● **EXERCISE AIM**
Take the listing and print it in full, exactly as given.

● **DATASET RECORDS**
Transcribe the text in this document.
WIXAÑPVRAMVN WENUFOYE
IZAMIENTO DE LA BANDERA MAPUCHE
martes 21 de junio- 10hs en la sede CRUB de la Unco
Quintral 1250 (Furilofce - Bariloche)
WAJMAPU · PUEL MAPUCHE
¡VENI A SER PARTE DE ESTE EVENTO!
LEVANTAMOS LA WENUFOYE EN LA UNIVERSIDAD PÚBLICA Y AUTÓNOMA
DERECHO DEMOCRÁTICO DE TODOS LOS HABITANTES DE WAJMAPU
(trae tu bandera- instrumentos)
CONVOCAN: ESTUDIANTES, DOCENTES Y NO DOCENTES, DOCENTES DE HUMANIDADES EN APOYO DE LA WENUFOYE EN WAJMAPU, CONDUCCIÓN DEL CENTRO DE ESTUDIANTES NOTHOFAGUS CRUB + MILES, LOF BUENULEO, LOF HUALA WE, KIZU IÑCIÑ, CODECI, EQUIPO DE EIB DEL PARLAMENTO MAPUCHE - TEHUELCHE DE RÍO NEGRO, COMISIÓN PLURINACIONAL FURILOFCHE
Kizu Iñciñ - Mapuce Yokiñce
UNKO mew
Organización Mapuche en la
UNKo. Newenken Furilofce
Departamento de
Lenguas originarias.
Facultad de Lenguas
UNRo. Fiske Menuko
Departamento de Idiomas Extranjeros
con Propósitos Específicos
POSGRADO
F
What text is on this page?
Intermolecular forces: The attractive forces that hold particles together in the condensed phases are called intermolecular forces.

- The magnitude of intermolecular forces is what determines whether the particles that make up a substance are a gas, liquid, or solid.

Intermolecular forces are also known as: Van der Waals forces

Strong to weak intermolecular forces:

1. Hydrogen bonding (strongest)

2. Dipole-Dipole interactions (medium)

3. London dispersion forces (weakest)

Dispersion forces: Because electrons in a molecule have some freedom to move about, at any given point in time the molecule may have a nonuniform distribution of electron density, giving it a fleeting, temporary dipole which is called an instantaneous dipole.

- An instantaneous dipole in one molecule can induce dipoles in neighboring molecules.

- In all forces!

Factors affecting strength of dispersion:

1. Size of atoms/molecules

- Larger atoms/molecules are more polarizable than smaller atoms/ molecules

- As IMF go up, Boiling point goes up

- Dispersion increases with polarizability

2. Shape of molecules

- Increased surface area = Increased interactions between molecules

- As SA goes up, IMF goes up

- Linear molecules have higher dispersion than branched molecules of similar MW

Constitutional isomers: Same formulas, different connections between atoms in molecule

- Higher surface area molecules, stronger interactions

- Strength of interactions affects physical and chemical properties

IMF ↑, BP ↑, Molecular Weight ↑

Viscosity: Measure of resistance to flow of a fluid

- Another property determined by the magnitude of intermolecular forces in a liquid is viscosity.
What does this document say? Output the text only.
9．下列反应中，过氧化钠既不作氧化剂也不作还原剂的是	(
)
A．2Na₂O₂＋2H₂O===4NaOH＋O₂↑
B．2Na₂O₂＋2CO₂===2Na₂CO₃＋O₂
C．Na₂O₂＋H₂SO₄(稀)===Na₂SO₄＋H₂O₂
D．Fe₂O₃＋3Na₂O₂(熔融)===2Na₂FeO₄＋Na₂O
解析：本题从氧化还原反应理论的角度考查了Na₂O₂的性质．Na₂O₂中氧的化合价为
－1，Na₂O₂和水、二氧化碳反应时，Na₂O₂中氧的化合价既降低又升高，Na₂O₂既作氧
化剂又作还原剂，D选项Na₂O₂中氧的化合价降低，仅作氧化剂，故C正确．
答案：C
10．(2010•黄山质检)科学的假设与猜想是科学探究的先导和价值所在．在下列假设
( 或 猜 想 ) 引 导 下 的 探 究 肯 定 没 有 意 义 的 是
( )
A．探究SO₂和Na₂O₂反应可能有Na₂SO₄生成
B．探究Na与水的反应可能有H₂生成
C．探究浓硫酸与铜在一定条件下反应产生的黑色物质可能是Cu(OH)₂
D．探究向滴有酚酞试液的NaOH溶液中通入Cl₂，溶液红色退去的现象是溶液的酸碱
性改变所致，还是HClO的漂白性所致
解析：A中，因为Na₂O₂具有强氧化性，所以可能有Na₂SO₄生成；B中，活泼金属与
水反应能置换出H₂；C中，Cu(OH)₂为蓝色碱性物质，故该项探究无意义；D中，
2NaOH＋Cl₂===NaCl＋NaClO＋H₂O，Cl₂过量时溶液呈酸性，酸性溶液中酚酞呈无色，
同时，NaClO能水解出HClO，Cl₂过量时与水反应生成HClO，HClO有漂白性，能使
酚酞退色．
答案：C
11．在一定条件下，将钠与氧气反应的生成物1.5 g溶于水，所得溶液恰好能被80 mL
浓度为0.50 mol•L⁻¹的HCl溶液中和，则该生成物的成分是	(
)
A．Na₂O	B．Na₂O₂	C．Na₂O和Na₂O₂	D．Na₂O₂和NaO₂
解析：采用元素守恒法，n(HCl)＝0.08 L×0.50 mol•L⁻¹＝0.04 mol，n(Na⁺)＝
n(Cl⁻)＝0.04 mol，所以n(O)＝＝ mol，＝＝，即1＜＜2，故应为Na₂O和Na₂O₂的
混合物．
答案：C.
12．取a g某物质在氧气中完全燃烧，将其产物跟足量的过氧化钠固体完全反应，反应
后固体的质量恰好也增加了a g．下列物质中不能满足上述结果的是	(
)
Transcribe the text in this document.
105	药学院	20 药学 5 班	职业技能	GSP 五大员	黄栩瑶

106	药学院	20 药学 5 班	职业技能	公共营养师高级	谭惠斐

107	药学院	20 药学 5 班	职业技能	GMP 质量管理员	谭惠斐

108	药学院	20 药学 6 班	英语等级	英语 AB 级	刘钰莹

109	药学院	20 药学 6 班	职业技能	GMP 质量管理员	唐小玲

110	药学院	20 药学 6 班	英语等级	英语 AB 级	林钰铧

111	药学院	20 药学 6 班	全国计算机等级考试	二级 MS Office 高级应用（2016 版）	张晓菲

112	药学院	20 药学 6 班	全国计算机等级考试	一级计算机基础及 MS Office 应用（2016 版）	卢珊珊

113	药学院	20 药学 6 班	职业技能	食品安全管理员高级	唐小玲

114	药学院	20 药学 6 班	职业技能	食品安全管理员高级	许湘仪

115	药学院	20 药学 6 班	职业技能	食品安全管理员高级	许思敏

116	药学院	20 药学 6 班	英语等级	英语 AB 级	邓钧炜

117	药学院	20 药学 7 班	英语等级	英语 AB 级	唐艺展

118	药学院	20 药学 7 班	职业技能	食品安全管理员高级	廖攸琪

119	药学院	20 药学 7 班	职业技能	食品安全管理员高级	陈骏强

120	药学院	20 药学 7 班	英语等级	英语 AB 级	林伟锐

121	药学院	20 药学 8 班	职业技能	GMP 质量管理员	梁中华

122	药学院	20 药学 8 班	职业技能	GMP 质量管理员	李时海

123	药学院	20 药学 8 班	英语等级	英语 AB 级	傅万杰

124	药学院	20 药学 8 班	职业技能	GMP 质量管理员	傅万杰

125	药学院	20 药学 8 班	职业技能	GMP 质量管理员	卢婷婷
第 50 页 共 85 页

● **ANSWER TO THE EXERCISE**
Transcribe the text in this document.
WIXAÑPVRAMVN WENUFOYE
IZAMIENTO DE LA BANDERA MAPUCHE
martes 21 de junio- 10hs en la sede CRUB de la Unco
Quintral 1250 (Furilofce - Bariloche)
WAJMAPU · PUEL MAPUCHE
¡VENI A SER PARTE DE ESTE EVENTO!
LEVANTAMOS LA WENUFOYE EN LA UNIVERSIDAD PÚBLICA Y AUTÓNOMA
DERECHO DEMOCRÁTICO DE TODOS LOS HABITANTES DE WAJMAPU
(trae tu bandera- instrumentos)
CONVOCAN: ESTUDIANTES, DOCENTES Y NO DOCENTES, DOCENTES DE HUMANIDADES EN APOYO DE LA WENUFOYE EN WAJMAPU, CONDUCCIÓN DEL CENTRO DE ESTUDIANTES NOTHOFAGUS CRUB + MILES, LOF BUENULEO, LOF HUALA WE, KIZU IÑCIÑ, CODECI, EQUIPO DE EIB DEL PARLAMENTO MAPUCHE - TEHUELCHE DE RÍO NEGRO, COMISIÓN PLURINACIONAL FURILOFCHE
Kizu Iñciñ - Mapuce Yokiñce
UNKO mew
Organización Mapuche en la
UNKo. Newenken Furilofce
Departamento de
Lenguas originarias.
Facultad de Lenguas
UNRo. Fiske Menuko
Departamento de Idiomas Extranjeros
con Propósitos Específicos
POSGRADO
F
What text is on this page?
Intermolecular forces: The attractive forces that hold particles together in the condensed phases are called intermolecular forces.

- The magnitude of intermolecular forces is what determines whether the particles that make up a substance are a gas, liquid, or solid.

Intermolecular forces are also known as: Van der Waals forces

Strong to weak intermolecular forces:

1. Hydrogen bonding (strongest)

2. Dipole-Dipole interactions (medium)

3. London dispersion forces (weakest)

Dispersion forces: Because electrons in a molecule have some freedom to move about, at any given point in time the molecule may have a nonuniform distribution of electron density, giving it a fleeting, temporary dipole which is called an instantaneous dipole.

- An instantaneous dipole in one molecule can induce dipoles in neighboring molecules.

- In all forces!

Factors affecting strength of dispersion:

1. Size of atoms/molecules

- Larger atoms/molecules are more polarizable than smaller atoms/ molecules

- As IMF go up, Boiling point goes up

- Dispersion increases with polarizability

2. Shape of molecules

- Increased surface area = Increased interactions between molecules

- As SA goes up, IMF goes up

- Linear molecules have higher dispersion than branched molecules of similar MW

Constitutional isomers: Same formulas, different connections between atoms in molecule

- Higher surface area molecules, stronger interactions

- Strength of interactions affects physical and chemical properties

IMF ↑, BP ↑, Molecular Weight ↑

Viscosity: Measure of resistance to flow of a fluid

- Another property determined by the magnitude of intermolecular forces in a liquid is viscosity.
What does this document say? Output the text only.
9．下列反应中，过氧化钠既不作氧化剂也不作还原剂的是	(
)
A．2Na₂O₂＋2H₂O===4NaOH＋O₂↑
B．2Na₂O₂＋2CO₂===2Na₂CO₃＋O₂
C．Na₂O₂＋H₂SO₄(稀)===Na₂SO₄＋H₂O₂
D．Fe₂O₃＋3Na₂O₂(熔融)===2Na₂FeO₄＋Na₂O
解析：本题从氧化还原反应理论的角度考查了Na₂O₂的性质．Na₂O₂中氧的化合价为
－1，Na₂O₂和水、二氧化碳反应时，Na₂O₂中氧的化合价既降低又升高，Na₂O₂既作氧
化剂又作还原剂，D选项Na₂O₂中氧的化合价降低，仅作氧化剂，故C正确．
答案：C
10．(2010•黄山质检)科学的假设与猜想是科学探究的先导和价值所在．在下列假设
( 或 猜 想 ) 引 导 下 的 探 究 肯 定 没 有 意 义 的 是
( )
A．探究SO₂和Na₂O₂反应可能有Na₂SO₄生成
B．探究Na与水的反应可能有H₂生成
C．探究浓硫酸与铜在一定条件下反应产生的黑色物质可能是Cu(OH)₂
D．探究向滴有酚酞试液的NaOH溶液中通入Cl₂，溶液红色退去的现象是溶液的酸碱
性改变所致，还是HClO的漂白性所致
解析：A中，因为Na₂O₂具有强氧化性，所以可能有Na₂SO₄生成；B中，活泼金属与
水反应能置换出H₂；C中，Cu(OH)₂为蓝色碱性物质，故该项探究无意义；D中，
2NaOH＋Cl₂===NaCl＋NaClO＋H₂O，Cl₂过量时溶液呈酸性，酸性溶液中酚酞呈无色，
同时，NaClO能水解出HClO，Cl₂过量时与水反应生成HClO，HClO有漂白性，能使
酚酞退色．
答案：C
11．在一定条件下，将钠与氧气反应的生成物1.5 g溶于水，所得溶液恰好能被80 mL
浓度为0.50 mol•L⁻¹的HCl溶液中和，则该生成物的成分是	(
)
A．Na₂O	B．Na₂O₂	C．Na₂O和Na₂O₂	D．Na₂O₂和NaO₂
解析：采用元素守恒法，n(HCl)＝0.08 L×0.50 mol•L⁻¹＝0.04 mol，n(Na⁺)＝
n(Cl⁻)＝0.04 mol，所以n(O)＝＝ mol，＝＝，即1＜＜2，故应为Na₂O和Na₂O₂的
混合物．
答案：C.
12．取a g某物质在氧气中完全燃烧，将其产物跟足量的过氧化钠固体完全反应，反应
后固体的质量恰好也增加了a g．下列物质中不能满足上述结果的是	(
)
Transcribe the text in this document.
105	药学院	20 药学 5 班	职业技能	GSP 五大员	黄栩瑶

106	药学院	20 药学 5 班	职业技能	公共营养师高级	谭惠斐

107	药学院	20 药学 5 班	职业技能	GMP 质量管理员	谭惠斐

108	药学院	20 药学 6 班	英语等级	英语 AB 级	刘钰莹

109	药学院	20 药学 6 班	职业技能	GMP 质量管理员	唐小玲

110	药学院	20 药学 6 班	英语等级	英语 AB 级	林钰铧

111	药学院	20 药学 6 班	全国计算机等级考试	二级 MS Office 高级应用（2016 版）	张晓菲

112	药学院	20 药学 6 班	全国计算机等级考试	一级计算机基础及 MS Office 应用（2016 版）	卢珊珊

113	药学院	20 药学 6 班	职业技能	食品安全管理员高级	唐小玲

114	药学院	20 药学 6 班	职业技能	食品安全管理员高级	许湘仪

115	药学院	20 药学 6 班	职业技能	食品安全管理员高级	许思敏

116	药学院	20 药学 6 班	英语等级	英语 AB 级	邓钧炜

117	药学院	20 药学 7 班	英语等级	英语 AB 级	唐艺展

118	药学院	20 药学 7 班	职业技能	食品安全管理员高级	廖攸琪

119	药学院	20 药学 7 班	职业技能	食品安全管理员高级	陈骏强

120	药学院	20 药学 7 班	英语等级	英语 AB 级	林伟锐

121	药学院	20 药学 8 班	职业技能	GMP 质量管理员	梁中华

122	药学院	20 药学 8 班	职业技能	GMP 质量管理员	李时海

123	药学院	20 药学 8 班	英语等级	英语 AB 级	傅万杰

124	药学院	20 药学 8 班	职业技能	GMP 质量管理员	傅万杰

125	药学院	20 药学 8 班	职业技能	GMP 质量管理员	卢婷婷
第 50 页 共 85 页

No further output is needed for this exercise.